§ Written task
Rewrite every line of the records below with "soplica-cell" changed to "left-cell" and everything else left as it is.

[BEGIN Material provided]

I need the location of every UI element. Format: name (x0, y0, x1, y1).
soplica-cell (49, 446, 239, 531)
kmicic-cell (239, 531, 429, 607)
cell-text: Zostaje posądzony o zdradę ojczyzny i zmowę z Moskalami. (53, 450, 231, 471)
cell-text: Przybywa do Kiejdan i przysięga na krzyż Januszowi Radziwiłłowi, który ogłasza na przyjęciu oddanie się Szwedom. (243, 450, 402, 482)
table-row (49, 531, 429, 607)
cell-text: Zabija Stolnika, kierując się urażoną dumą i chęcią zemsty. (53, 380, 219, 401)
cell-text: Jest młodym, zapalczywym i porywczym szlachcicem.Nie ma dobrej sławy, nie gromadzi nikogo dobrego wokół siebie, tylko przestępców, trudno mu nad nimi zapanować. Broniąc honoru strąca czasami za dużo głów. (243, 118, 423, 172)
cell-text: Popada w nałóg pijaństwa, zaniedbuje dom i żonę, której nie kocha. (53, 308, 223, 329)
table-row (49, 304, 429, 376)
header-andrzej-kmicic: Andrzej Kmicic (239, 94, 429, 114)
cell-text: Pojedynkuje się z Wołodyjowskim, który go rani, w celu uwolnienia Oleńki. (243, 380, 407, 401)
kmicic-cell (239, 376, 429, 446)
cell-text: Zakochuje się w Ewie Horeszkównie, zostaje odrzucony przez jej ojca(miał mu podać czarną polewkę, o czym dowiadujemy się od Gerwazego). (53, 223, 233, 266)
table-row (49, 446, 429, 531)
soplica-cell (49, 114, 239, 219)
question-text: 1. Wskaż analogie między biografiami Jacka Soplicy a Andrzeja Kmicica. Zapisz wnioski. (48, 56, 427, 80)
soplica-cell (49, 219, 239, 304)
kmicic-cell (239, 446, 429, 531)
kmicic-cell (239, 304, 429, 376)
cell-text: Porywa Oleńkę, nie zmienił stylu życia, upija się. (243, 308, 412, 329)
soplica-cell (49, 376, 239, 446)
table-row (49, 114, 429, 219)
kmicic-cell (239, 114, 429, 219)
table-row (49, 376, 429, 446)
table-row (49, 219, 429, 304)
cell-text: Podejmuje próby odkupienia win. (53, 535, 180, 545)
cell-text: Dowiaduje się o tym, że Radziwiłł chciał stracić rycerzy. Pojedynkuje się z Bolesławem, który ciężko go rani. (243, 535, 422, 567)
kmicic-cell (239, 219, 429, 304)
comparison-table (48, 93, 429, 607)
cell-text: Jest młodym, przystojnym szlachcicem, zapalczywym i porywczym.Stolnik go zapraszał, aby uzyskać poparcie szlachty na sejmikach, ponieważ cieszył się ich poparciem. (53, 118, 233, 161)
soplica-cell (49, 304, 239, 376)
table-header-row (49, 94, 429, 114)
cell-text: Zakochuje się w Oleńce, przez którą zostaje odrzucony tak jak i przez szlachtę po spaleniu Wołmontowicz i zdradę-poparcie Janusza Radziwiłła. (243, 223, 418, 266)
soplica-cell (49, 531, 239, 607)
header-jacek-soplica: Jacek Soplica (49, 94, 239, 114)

[END Material provided]

§ Exercise output
I need the location of every UI element. Format: name (x0, y0, x1, y1).
left-cell (49, 446, 239, 531)
kmicic-cell (239, 531, 429, 607)
cell-text: Zostaje posądzony o zdradę ojczyzny i zmowę z Moskalami. (53, 450, 231, 471)
cell-text: Przybywa do Kiejdan i przysięga na krzyż Januszowi Radziwiłłowi, który ogłasza na przyjęciu oddanie się Szwedom. (243, 450, 402, 482)
table-row (49, 531, 429, 607)
cell-text: Zabija Stolnika, kierując się urażoną dumą i chęcią zemsty. (53, 380, 219, 401)
cell-text: Jest młodym, zapalczywym i porywczym szlachcicem.Nie ma dobrej sławy, nie gromadzi nikogo dobrego wokół siebie, tylko przestępców, trudno mu nad nimi zapanować. Broniąc honoru strąca czasami za dużo głów. (243, 118, 423, 172)
cell-text: Popada w nałóg pijaństwa, zaniedbuje dom i żonę, której nie kocha. (53, 308, 223, 329)
table-row (49, 304, 429, 376)
header-andrzej-kmicic: Andrzej Kmicic (239, 94, 429, 114)
cell-text: Pojedynkuje się z Wołodyjowskim, który go rani, w celu uwolnienia Oleńki. (243, 380, 407, 401)
kmicic-cell (239, 376, 429, 446)
cell-text: Zakochuje się w Ewie Horeszkównie, zostaje odrzucony przez jej ojca(miał mu podać czarną polewkę, o czym dowiadujemy się od Gerwazego). (53, 223, 233, 266)
table-row (49, 446, 429, 531)
left-cell (49, 114, 239, 219)
question-text: 1. Wskaż analogie między biografiami Jacka Soplicy a Andrzeja Kmicica. Zapisz wnioski. (48, 56, 427, 80)
left-cell (49, 219, 239, 304)
kmicic-cell (239, 446, 429, 531)
kmicic-cell (239, 304, 429, 376)
cell-text: Porywa Oleńkę, nie zmienił stylu życia, upija się. (243, 308, 412, 329)
left-cell (49, 376, 239, 446)
table-row (49, 114, 429, 219)
kmicic-cell (239, 114, 429, 219)
table-row (49, 376, 429, 446)
table-row (49, 219, 429, 304)
cell-text: Podejmuje próby odkupienia win. (53, 535, 180, 545)
cell-text: Dowiaduje się o tym, że Radziwiłł chciał stracić rycerzy. Pojedynkuje się z Bolesławem, który ciężko go rani. (243, 535, 422, 567)
kmicic-cell (239, 219, 429, 304)
comparison-table (48, 93, 429, 607)
cell-text: Jest młodym, przystojnym szlachcicem, zapalczywym i porywczym.Stolnik go zapraszał, aby uzyskać poparcie szlachty na sejmikach, ponieważ cieszył się ich poparciem. (53, 118, 233, 161)
left-cell (49, 304, 239, 376)
table-header-row (49, 94, 429, 114)
cell-text: Zakochuje się w Oleńce, przez którą zostaje odrzucony tak jak i przez szlachtę po spaleniu Wołmontowicz i zdradę-poparcie Janusza Radziwiłła. (243, 223, 418, 266)
left-cell (49, 531, 239, 607)
header-jacek-soplica: Jacek Soplica (49, 94, 239, 114)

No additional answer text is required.